---------- MATERIALS PROVIDED ----------

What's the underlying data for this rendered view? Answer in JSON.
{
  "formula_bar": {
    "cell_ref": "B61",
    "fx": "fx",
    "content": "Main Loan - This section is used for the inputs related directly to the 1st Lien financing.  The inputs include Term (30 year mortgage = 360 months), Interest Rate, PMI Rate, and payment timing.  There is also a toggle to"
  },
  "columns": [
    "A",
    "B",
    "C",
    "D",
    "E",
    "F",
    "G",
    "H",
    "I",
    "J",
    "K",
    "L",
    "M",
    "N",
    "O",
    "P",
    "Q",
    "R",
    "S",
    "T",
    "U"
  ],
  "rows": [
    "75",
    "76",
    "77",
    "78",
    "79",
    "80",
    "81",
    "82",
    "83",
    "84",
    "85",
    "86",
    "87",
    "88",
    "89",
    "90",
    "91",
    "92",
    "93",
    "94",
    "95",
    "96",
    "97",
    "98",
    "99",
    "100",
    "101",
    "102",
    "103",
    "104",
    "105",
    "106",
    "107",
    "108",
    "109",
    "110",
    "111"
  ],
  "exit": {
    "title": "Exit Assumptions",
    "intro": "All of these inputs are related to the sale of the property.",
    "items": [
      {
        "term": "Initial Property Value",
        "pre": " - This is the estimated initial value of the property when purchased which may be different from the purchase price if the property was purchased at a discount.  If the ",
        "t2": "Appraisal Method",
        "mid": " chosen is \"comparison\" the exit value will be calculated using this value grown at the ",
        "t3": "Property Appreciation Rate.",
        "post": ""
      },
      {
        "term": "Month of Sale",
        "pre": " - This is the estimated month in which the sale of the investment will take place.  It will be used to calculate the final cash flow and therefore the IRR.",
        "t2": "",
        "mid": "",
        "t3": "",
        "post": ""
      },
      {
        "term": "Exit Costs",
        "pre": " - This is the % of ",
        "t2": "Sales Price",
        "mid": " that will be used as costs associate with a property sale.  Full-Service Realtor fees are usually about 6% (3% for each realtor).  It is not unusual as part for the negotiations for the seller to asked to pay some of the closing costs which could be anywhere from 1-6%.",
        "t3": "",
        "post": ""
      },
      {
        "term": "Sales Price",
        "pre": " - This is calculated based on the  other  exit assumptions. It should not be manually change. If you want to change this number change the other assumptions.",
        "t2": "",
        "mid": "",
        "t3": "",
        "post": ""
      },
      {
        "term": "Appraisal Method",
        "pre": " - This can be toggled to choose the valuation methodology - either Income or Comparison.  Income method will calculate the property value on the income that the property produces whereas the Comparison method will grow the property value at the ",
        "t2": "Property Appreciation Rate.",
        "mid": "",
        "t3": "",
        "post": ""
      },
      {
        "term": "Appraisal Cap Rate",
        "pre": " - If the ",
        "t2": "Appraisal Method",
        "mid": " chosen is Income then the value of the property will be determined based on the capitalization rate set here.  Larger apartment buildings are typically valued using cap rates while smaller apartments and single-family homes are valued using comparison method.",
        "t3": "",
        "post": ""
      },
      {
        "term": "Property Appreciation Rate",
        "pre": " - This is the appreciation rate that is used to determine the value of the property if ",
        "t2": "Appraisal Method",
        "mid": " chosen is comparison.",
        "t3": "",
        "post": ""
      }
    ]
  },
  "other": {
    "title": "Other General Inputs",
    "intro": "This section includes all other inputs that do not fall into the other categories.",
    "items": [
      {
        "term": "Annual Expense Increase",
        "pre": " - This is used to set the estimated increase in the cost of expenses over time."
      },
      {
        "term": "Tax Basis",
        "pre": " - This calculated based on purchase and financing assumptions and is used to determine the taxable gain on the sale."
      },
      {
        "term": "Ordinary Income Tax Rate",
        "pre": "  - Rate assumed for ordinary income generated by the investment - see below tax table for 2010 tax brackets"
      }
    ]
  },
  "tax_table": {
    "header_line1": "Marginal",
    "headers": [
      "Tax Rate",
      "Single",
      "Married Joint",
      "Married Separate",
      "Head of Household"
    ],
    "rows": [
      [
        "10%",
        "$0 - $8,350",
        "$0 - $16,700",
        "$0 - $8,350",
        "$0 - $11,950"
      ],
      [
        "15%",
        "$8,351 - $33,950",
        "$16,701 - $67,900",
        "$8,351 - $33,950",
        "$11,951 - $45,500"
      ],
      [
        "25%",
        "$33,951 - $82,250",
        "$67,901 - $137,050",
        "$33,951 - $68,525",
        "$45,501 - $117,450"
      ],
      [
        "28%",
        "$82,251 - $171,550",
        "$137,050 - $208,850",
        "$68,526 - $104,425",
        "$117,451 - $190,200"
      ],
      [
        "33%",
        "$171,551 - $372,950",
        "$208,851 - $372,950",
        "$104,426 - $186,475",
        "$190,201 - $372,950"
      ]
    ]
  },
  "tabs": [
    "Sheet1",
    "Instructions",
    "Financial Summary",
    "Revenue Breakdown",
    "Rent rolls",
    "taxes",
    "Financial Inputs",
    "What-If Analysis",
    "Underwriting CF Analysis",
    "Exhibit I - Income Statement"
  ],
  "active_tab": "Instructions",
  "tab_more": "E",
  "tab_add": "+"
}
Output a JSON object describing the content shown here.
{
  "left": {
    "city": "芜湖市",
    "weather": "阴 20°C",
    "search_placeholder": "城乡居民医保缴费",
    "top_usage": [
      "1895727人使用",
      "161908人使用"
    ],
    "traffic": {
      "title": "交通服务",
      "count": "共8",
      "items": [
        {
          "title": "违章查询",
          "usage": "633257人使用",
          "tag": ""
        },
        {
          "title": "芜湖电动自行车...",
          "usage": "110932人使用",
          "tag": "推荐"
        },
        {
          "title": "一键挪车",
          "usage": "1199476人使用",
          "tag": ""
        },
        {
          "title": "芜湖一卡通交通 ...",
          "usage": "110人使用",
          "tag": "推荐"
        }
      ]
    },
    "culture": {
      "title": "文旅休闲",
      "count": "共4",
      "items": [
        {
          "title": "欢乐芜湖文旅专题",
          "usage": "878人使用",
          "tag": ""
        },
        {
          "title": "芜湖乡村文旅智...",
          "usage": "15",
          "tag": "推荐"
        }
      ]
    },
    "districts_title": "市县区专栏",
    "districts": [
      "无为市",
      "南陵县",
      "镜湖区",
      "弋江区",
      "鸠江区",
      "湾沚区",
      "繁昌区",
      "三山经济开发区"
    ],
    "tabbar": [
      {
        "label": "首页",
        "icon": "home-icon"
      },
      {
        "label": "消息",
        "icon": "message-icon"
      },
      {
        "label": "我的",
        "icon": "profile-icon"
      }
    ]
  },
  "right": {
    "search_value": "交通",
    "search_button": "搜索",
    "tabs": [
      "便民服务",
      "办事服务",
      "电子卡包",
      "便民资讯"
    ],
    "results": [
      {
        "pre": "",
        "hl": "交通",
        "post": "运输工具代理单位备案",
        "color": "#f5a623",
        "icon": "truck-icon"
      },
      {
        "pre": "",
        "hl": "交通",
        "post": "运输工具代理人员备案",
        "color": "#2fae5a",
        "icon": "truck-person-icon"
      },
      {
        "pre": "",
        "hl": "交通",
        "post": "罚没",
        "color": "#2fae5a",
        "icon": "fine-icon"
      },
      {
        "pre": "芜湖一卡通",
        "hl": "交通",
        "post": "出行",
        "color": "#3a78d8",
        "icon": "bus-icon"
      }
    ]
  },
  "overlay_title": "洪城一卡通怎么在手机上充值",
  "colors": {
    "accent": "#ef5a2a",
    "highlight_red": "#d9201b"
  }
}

----------

> _PROBLEM TO SOLVE_
Write each line above out exactly.

> _WRITTEN RESPONSE_
What's the underlying data for this rendered view? Answer in JSON.
{
  "formula_bar": {
    "cell_ref": "B61",
    "fx": "fx",
    "content": "Main Loan - This section is used for the inputs related directly to the 1st Lien financing.  The inputs include Term (30 year mortgage = 360 months), Interest Rate, PMI Rate, and payment timing.  There is also a toggle to"
  },
  "columns": [
    "A",
    "B",
    "C",
    "D",
    "E",
    "F",
    "G",
    "H",
    "I",
    "J",
    "K",
    "L",
    "M",
    "N",
    "O",
    "P",
    "Q",
    "R",
    "S",
    "T",
    "U"
  ],
  "rows": [
    "75",
    "76",
    "77",
    "78",
    "79",
    "80",
    "81",
    "82",
    "83",
    "84",
    "85",
    "86",
    "87",
    "88",
    "89",
    "90",
    "91",
    "92",
    "93",
    "94",
    "95",
    "96",
    "97",
    "98",
    "99",
    "100",
    "101",
    "102",
    "103",
    "104",
    "105",
    "106",
    "107",
    "108",
    "109",
    "110",
    "111"
  ],
  "exit": {
    "title": "Exit Assumptions",
    "intro": "All of these inputs are related to the sale of the property.",
    "items": [
      {
        "term": "Initial Property Value",
        "pre": " - This is the estimated initial value of the property when purchased which may be different from the purchase price if the property was purchased at a discount.  If the ",
        "t2": "Appraisal Method",
        "mid": " chosen is \"comparison\" the exit value will be calculated using this value grown at the ",
        "t3": "Property Appreciation Rate.",
        "post": ""
      },
      {
        "term": "Month of Sale",
        "pre": " - This is the estimated month in which the sale of the investment will take place.  It will be used to calculate the final cash flow and therefore the IRR.",
        "t2": "",
        "mid": "",
        "t3": "",
        "post": ""
      },
      {
        "term": "Exit Costs",
        "pre": " - This is the % of ",
        "t2": "Sales Price",
        "mid": " that will be used as costs associate with a property sale.  Full-Service Realtor fees are usually about 6% (3% for each realtor).  It is not unusual as part for the negotiations for the seller to asked to pay some of the closing costs which could be anywhere from 1-6%.",
        "t3": "",
        "post": ""
      },
      {
        "term": "Sales Price",
        "pre": " - This is calculated based on the  other  exit assumptions. It should not be manually change. If you want to change this number change the other assumptions.",
        "t2": "",
        "mid": "",
        "t3": "",
        "post": ""
      },
      {
        "term": "Appraisal Method",
        "pre": " - This can be toggled to choose the valuation methodology - either Income or Comparison.  Income method will calculate the property value on the income that the property produces whereas the Comparison method will grow the property value at the ",
        "t2": "Property Appreciation Rate.",
        "mid": "",
        "t3": "",
        "post": ""
      },
      {
        "term": "Appraisal Cap Rate",
        "pre": " - If the ",
        "t2": "Appraisal Method",
        "mid": " chosen is Income then the value of the property will be determined based on the capitalization rate set here.  Larger apartment buildings are typically valued using cap rates while smaller apartments and single-family homes are valued using comparison method.",
        "t3": "",
        "post": ""
      },
      {
        "term": "Property Appreciation Rate",
        "pre": " - This is the appreciation rate that is used to determine the value of the property if ",
        "t2": "Appraisal Method",
        "mid": " chosen is comparison.",
        "t3": "",
        "post": ""
      }
    ]
  },
  "other": {
    "title": "Other General Inputs",
    "intro": "This section includes all other inputs that do not fall into the other categories.",
    "items": [
      {
        "term": "Annual Expense Increase",
        "pre": " - This is used to set the estimated increase in the cost of expenses over time."
      },
      {
        "term": "Tax Basis",
        "pre": " - This calculated based on purchase and financing assumptions and is used to determine the taxable gain on the sale."
      },
      {
        "term": "Ordinary Income Tax Rate",
        "pre": "  - Rate assumed for ordinary income generated by the investment - see below tax table for 2010 tax brackets"
      }
    ]
  },
  "tax_table": {
    "header_line1": "Marginal",
    "headers": [
      "Tax Rate",
      "Single",
      "Married Joint",
      "Married Separate",
      "Head of Household"
    ],
    "rows": [
      [
        "10%",
        "$0 - $8,350",
        "$0 - $16,700",
        "$0 - $8,350",
        "$0 - $11,950"
      ],
      [
        "15%",
        "$8,351 - $33,950",
        "$16,701 - $67,900",
        "$8,351 - $33,950",
        "$11,951 - $45,500"
      ],
      [
        "25%",
        "$33,951 - $82,250",
        "$67,901 - $137,050",
        "$33,951 - $68,525",
        "$45,501 - $117,450"
      ],
      [
        "28%",
        "$82,251 - $171,550",
        "$137,050 - $208,850",
        "$68,526 - $104,425",
        "$117,451 - $190,200"
      ],
      [
        "33%",
        "$171,551 - $372,950",
        "$208,851 - $372,950",
        "$104,426 - $186,475",
        "$190,201 - $372,950"
      ]
    ]
  },
  "tabs": [
    "Sheet1",
    "Instructions",
    "Financial Summary",
    "Revenue Breakdown",
    "Rent rolls",
    "taxes",
    "Financial Inputs",
    "What-If Analysis",
    "Underwriting CF Analysis",
    "Exhibit I - Income Statement"
  ],
  "active_tab": "Instructions",
  "tab_more": "E",
  "tab_add": "+"
}
Output a JSON object describing the content shown here.
{
  "left": {
    "city": "芜湖市",
    "weather": "阴 20°C",
    "search_placeholder": "城乡居民医保缴费",
    "top_usage": [
      "1895727人使用",
      "161908人使用"
    ],
    "traffic": {
      "title": "交通服务",
      "count": "共8",
      "items": [
        {
          "title": "违章查询",
          "usage": "633257人使用",
          "tag": ""
        },
        {
          "title": "芜湖电动自行车...",
          "usage": "110932人使用",
          "tag": "推荐"
        },
        {
          "title": "一键挪车",
          "usage": "1199476人使用",
          "tag": ""
        },
        {
          "title": "芜湖一卡通交通 ...",
          "usage": "110人使用",
          "tag": "推荐"
        }
      ]
    },
    "culture": {
      "title": "文旅休闲",
      "count": "共4",
      "items": [
        {
          "title": "欢乐芜湖文旅专题",
          "usage": "878人使用",
          "tag": ""
        },
        {
          "title": "芜湖乡村文旅智...",
          "usage": "15",
          "tag": "推荐"
        }
      ]
    },
    "districts_title": "市县区专栏",
    "districts": [
      "无为市",
      "南陵县",
      "镜湖区",
      "弋江区",
      "鸠江区",
      "湾沚区",
      "繁昌区",
      "三山经济开发区"
    ],
    "tabbar": [
      {
        "label": "首页",
        "icon": "home-icon"
      },
      {
        "label": "消息",
        "icon": "message-icon"
      },
      {
        "label": "我的",
        "icon": "profile-icon"
      }
    ]
  },
  "right": {
    "search_value": "交通",
    "search_button": "搜索",
    "tabs": [
      "便民服务",
      "办事服务",
      "电子卡包",
      "便民资讯"
    ],
    "results": [
      {
        "pre": "",
        "hl": "交通",
        "post": "运输工具代理单位备案",
        "color": "#f5a623",
        "icon": "truck-icon"
      },
      {
        "pre": "",
        "hl": "交通",
        "post": "运输工具代理人员备案",
        "color": "#2fae5a",
        "icon": "truck-person-icon"
      },
      {
        "pre": "",
        "hl": "交通",
        "post": "罚没",
        "color": "#2fae5a",
        "icon": "fine-icon"
      },
      {
        "pre": "芜湖一卡通",
        "hl": "交通",
        "post": "出行",
        "color": "#3a78d8",
        "icon": "bus-icon"
      }
    ]
  },
  "overlay_title": "洪城一卡通怎么在手机上充值",
  "colors": {
    "accent": "#ef5a2a",
    "highlight_red": "#d9201b"
  }
}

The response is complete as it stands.